▶ **Exercise aim**
List every line in this data where the string "TetherUS" occurs.

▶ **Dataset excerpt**

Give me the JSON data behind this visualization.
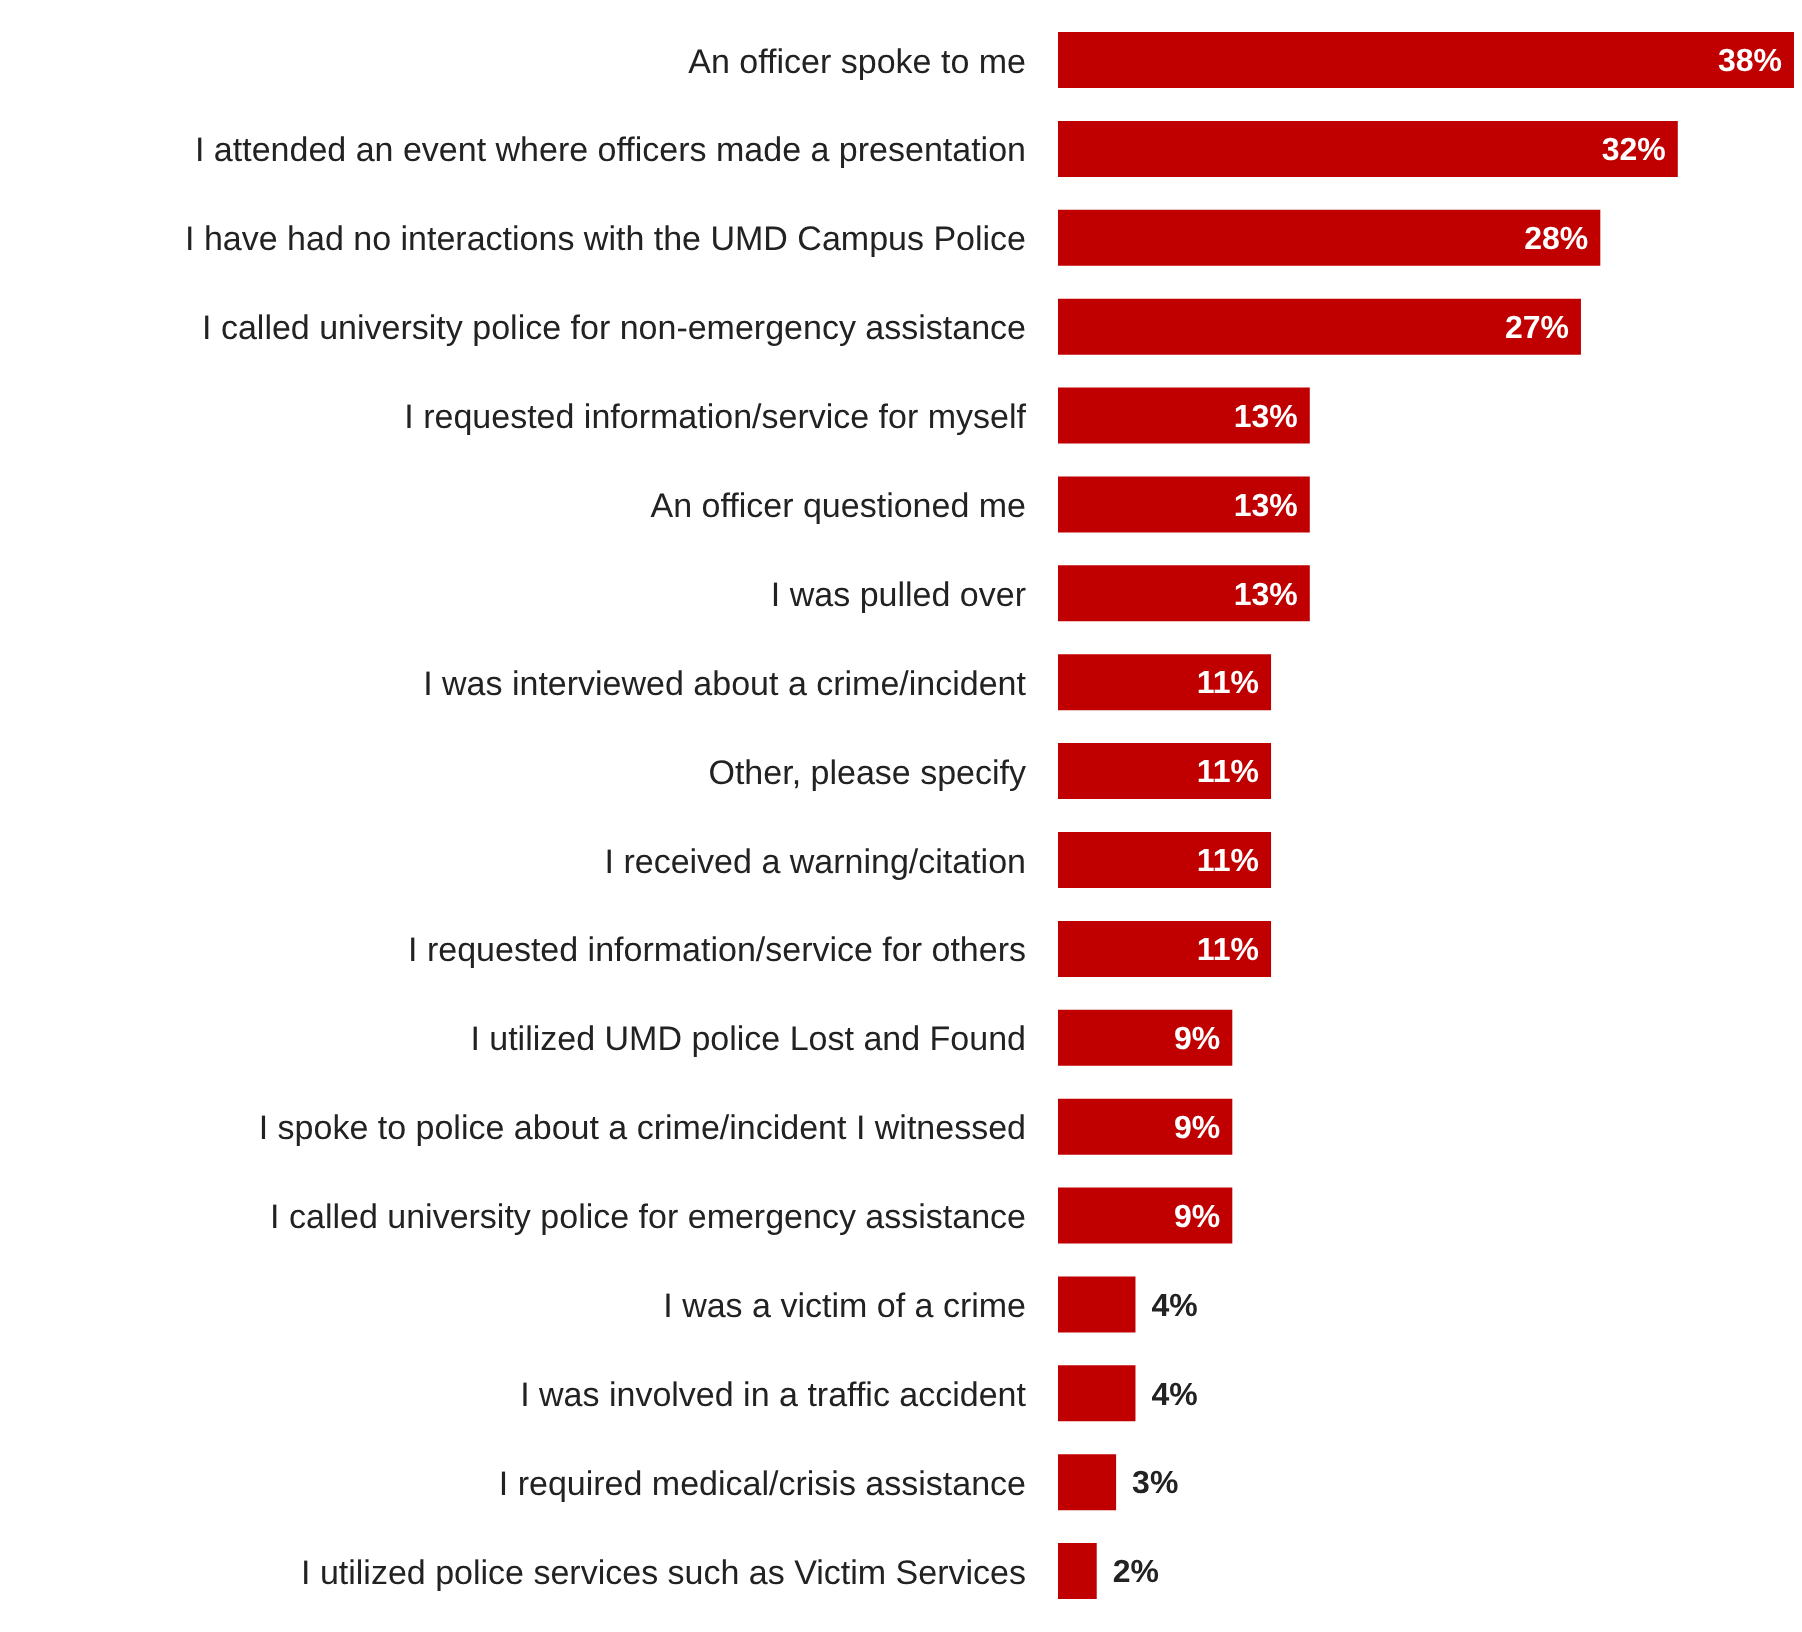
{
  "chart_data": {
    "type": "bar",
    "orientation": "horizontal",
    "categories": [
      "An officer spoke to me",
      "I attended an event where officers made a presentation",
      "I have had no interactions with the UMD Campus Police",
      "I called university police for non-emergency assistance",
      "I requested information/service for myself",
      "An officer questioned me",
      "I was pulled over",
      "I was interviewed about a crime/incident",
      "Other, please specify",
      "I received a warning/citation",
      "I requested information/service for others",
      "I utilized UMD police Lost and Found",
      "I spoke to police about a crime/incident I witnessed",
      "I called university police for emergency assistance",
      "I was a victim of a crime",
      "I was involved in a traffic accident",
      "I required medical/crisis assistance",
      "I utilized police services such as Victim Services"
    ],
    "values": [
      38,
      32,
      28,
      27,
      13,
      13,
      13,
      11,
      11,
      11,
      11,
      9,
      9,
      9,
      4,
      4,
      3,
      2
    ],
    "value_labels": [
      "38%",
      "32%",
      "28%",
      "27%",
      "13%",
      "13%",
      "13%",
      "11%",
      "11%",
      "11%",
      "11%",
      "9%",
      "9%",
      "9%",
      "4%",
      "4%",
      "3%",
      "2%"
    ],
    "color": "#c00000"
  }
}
--
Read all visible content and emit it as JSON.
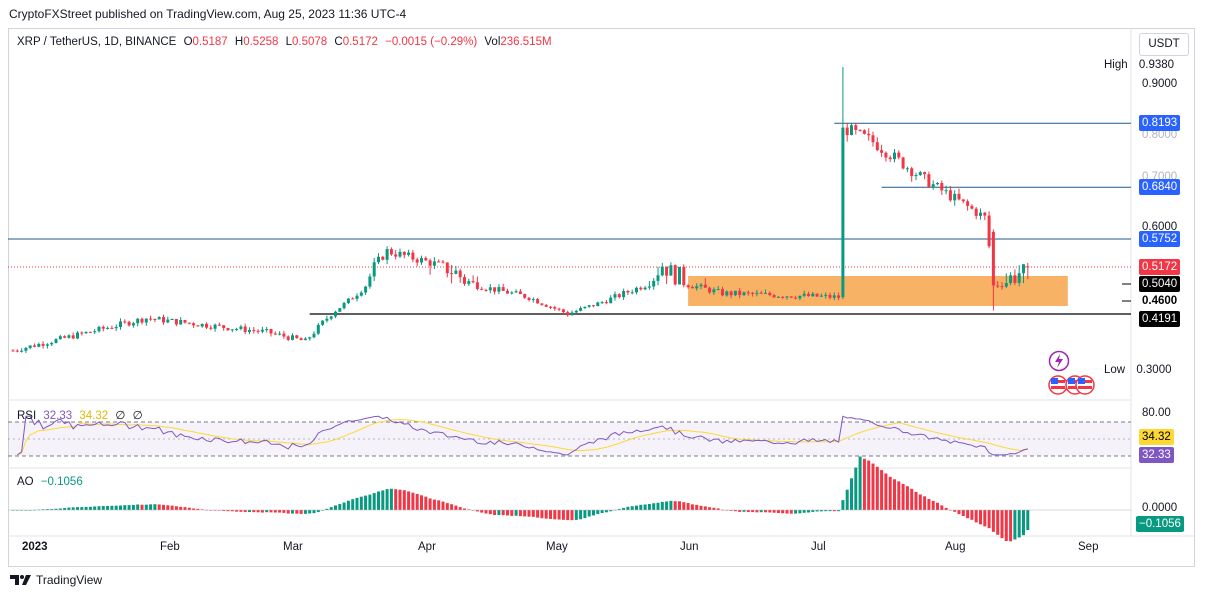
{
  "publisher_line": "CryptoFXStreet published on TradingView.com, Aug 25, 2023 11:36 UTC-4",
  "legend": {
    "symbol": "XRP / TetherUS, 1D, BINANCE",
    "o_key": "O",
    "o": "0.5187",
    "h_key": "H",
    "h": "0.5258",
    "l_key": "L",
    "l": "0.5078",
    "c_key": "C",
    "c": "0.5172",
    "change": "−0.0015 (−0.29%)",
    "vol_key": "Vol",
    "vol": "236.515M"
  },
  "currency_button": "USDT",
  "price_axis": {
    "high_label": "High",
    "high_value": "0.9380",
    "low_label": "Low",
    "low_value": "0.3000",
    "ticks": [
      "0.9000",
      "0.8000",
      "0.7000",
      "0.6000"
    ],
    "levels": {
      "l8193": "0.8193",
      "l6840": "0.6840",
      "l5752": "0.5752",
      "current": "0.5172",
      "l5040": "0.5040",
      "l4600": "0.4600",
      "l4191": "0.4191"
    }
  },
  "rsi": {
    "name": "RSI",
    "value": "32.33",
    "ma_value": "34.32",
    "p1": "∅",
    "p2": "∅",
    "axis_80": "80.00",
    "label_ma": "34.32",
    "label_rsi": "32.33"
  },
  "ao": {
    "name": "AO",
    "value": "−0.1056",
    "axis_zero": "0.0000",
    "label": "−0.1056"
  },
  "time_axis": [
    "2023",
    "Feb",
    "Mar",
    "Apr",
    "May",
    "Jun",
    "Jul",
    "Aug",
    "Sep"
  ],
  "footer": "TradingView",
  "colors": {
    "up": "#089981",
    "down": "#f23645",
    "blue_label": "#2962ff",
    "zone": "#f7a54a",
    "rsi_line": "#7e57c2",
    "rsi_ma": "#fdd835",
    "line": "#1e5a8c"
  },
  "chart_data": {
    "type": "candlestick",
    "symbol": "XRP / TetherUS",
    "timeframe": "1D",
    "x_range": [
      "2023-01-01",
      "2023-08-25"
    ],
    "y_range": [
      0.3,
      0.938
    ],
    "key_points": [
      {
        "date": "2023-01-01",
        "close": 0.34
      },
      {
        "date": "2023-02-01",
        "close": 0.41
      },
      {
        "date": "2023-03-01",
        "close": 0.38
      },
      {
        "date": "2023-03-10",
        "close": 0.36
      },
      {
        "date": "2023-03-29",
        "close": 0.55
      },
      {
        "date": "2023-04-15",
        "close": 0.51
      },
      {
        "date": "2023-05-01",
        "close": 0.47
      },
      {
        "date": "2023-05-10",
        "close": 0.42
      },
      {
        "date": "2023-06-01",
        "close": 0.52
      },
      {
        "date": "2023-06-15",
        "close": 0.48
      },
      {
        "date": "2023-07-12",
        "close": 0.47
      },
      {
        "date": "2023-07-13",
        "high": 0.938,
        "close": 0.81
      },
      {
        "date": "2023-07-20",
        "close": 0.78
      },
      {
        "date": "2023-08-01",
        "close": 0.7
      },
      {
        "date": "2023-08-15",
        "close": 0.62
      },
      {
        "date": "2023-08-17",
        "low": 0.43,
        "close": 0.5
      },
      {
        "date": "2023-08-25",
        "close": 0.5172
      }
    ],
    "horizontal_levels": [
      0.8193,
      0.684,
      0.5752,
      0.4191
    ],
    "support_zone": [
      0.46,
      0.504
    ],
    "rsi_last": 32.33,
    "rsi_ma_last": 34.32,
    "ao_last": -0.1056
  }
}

▶ **Full response**
    "symbol": "XRP / TetherUS, 1D, BINANCE",
    "symbol": "XRP / TetherUS",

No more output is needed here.